Input records.
##########

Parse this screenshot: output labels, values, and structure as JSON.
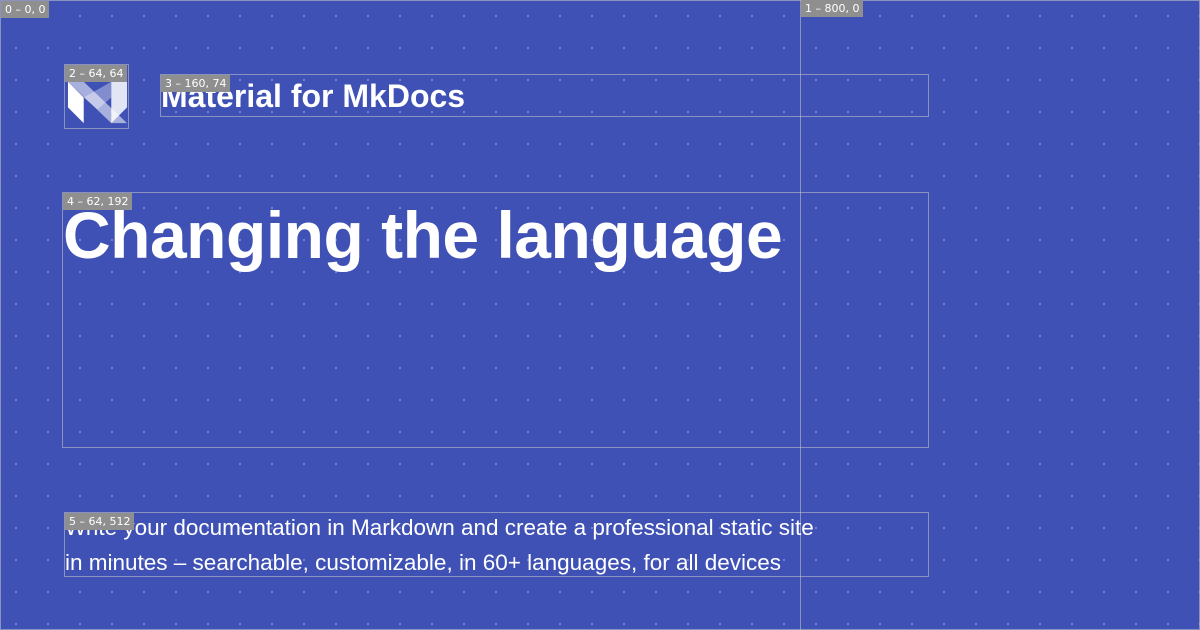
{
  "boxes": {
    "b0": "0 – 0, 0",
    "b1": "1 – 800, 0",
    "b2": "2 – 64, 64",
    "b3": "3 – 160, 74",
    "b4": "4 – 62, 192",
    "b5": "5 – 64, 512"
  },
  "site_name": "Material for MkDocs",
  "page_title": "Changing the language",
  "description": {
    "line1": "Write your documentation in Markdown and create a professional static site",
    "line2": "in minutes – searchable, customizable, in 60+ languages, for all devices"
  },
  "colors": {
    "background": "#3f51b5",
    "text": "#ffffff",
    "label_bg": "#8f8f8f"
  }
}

##########

Required task.
Strip out the images, then output the records above word for word.

Task solution.
Parse this screenshot: output labels, values, and structure as JSON.
{
  "boxes": {
    "b0": "0 – 0, 0",
    "b1": "1 – 800, 0",
    "b2": "2 – 64, 64",
    "b3": "3 – 160, 74",
    "b4": "4 – 62, 192",
    "b5": "5 – 64, 512"
  },
  "site_name": "Material for MkDocs",
  "page_title": "Changing the language",
  "description": {
    "line1": "Write your documentation in Markdown and create a professional static site",
    "line2": "in minutes – searchable, customizable, in 60+ languages, for all devices"
  },
  "colors": {
    "background": "#3f51b5",
    "text": "#ffffff",
    "label_bg": "#8f8f8f"
  }
}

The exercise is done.